* _DATASET ENTRIES_:
-- -- --
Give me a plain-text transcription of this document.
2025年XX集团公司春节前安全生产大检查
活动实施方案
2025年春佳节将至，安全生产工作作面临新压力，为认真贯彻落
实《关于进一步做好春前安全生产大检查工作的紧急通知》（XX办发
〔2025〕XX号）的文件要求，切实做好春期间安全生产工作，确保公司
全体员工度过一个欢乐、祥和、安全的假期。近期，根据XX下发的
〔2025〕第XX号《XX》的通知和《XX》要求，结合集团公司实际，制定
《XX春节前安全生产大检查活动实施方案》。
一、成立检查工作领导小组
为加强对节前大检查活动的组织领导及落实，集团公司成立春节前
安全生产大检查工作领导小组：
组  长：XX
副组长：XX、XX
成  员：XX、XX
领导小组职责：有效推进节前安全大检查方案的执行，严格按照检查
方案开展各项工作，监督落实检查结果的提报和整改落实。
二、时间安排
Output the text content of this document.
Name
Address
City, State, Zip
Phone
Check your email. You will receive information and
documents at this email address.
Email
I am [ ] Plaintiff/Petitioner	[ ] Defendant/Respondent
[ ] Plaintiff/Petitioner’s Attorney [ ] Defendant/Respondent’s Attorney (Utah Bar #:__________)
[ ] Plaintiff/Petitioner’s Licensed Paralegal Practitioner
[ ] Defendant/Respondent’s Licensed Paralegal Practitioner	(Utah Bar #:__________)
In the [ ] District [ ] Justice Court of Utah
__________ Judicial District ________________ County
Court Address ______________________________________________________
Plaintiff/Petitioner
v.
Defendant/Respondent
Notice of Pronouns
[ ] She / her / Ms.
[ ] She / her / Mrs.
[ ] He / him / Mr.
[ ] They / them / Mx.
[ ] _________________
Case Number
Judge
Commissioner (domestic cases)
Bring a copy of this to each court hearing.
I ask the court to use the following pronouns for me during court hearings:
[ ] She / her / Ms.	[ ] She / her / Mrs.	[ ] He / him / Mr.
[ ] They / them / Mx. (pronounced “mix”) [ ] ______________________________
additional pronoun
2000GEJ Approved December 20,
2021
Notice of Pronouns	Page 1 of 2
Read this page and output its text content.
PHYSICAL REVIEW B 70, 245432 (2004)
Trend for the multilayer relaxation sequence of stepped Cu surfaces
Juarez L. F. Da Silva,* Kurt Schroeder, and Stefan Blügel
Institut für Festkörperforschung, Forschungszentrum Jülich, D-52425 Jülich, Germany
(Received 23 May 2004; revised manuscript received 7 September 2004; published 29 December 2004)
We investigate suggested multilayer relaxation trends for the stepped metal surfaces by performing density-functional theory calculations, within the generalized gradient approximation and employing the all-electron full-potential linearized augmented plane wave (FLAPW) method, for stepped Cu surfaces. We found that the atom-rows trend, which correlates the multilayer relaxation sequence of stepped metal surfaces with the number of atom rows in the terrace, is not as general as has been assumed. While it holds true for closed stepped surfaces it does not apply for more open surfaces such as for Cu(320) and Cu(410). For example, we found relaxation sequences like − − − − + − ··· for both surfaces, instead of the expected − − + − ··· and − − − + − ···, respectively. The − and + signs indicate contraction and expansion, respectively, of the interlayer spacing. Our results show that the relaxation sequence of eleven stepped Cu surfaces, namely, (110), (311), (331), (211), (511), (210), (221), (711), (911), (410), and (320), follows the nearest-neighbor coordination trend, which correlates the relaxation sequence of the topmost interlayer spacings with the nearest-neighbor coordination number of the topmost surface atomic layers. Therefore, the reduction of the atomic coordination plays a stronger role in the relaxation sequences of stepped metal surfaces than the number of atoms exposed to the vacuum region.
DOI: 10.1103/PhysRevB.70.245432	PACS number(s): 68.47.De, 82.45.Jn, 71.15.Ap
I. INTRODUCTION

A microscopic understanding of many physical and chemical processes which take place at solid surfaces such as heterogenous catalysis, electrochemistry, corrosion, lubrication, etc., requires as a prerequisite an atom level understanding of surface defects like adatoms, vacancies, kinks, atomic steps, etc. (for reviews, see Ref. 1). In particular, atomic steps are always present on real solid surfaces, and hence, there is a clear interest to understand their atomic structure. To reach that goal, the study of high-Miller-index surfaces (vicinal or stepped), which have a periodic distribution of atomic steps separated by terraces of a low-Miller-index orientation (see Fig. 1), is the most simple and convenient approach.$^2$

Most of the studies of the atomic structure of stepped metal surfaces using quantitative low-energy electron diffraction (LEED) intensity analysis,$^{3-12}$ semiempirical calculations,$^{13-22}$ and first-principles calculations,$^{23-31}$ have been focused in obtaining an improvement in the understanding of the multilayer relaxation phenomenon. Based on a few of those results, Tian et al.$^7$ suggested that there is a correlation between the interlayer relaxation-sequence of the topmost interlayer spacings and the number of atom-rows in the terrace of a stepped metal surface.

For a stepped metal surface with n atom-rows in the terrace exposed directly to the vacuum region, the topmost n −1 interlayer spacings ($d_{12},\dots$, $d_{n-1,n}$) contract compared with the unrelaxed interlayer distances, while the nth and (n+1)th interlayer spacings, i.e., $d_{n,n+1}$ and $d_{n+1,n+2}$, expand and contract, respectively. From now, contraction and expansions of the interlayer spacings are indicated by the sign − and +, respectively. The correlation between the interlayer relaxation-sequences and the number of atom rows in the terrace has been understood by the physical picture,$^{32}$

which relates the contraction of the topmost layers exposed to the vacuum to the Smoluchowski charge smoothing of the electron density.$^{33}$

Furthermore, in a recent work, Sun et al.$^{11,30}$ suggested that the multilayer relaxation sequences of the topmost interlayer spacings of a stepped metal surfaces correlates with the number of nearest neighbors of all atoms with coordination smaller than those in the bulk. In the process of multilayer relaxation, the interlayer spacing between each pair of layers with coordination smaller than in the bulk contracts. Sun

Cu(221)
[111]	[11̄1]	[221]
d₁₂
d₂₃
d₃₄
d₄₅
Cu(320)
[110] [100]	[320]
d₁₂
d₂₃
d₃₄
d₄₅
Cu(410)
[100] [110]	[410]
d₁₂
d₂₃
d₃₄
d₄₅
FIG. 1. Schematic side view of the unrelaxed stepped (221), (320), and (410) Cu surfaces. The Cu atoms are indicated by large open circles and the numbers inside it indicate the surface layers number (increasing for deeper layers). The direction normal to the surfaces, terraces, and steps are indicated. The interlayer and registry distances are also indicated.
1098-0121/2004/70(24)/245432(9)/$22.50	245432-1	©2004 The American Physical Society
-- -- --
* _TO BE DONE_:
Pull every line containing the word "Plaintiff" out of the material and copy it.

* _FULL RESPONSE_:
I am [ ] Plaintiff/Petitioner	[ ] Defendant/Respondent
[ ] Plaintiff/Petitioner’s Attorney [ ] Defendant/Respondent’s Attorney (Utah Bar #:__________)
[ ] Plaintiff/Petitioner’s Licensed Paralegal Practitioner
Plaintiff/Petitioner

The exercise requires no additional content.